Stored items
###

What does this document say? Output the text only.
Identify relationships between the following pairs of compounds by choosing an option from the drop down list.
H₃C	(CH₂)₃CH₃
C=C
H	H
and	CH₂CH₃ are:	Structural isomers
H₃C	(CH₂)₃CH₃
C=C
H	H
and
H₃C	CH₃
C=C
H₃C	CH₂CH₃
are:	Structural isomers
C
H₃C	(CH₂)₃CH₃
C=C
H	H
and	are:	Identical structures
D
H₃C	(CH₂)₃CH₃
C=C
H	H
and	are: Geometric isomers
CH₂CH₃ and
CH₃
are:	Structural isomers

###

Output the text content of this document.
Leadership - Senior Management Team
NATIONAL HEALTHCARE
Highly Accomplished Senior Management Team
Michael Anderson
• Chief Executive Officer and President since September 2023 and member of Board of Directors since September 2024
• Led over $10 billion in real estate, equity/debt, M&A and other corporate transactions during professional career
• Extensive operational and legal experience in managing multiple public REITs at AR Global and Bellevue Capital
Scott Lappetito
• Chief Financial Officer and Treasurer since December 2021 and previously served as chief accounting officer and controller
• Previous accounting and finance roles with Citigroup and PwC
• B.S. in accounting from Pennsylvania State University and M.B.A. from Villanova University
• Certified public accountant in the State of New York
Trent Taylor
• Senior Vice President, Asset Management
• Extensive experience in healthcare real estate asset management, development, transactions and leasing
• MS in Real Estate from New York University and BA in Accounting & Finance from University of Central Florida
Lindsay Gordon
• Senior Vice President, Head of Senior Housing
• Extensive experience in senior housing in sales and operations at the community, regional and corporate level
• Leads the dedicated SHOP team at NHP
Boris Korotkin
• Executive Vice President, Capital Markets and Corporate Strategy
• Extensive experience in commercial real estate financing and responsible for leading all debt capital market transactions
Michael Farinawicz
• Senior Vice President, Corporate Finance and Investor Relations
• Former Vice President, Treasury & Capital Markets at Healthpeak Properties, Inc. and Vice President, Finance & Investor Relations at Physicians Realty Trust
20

###

- Required task:
Identify the lines of the data that contain the word "public". Copy each of them.

- Exercise result:
• Extensive operational and legal experience in managing multiple public REITs at AR Global and Bellevue Capital
• Certified public accountant in the State of New York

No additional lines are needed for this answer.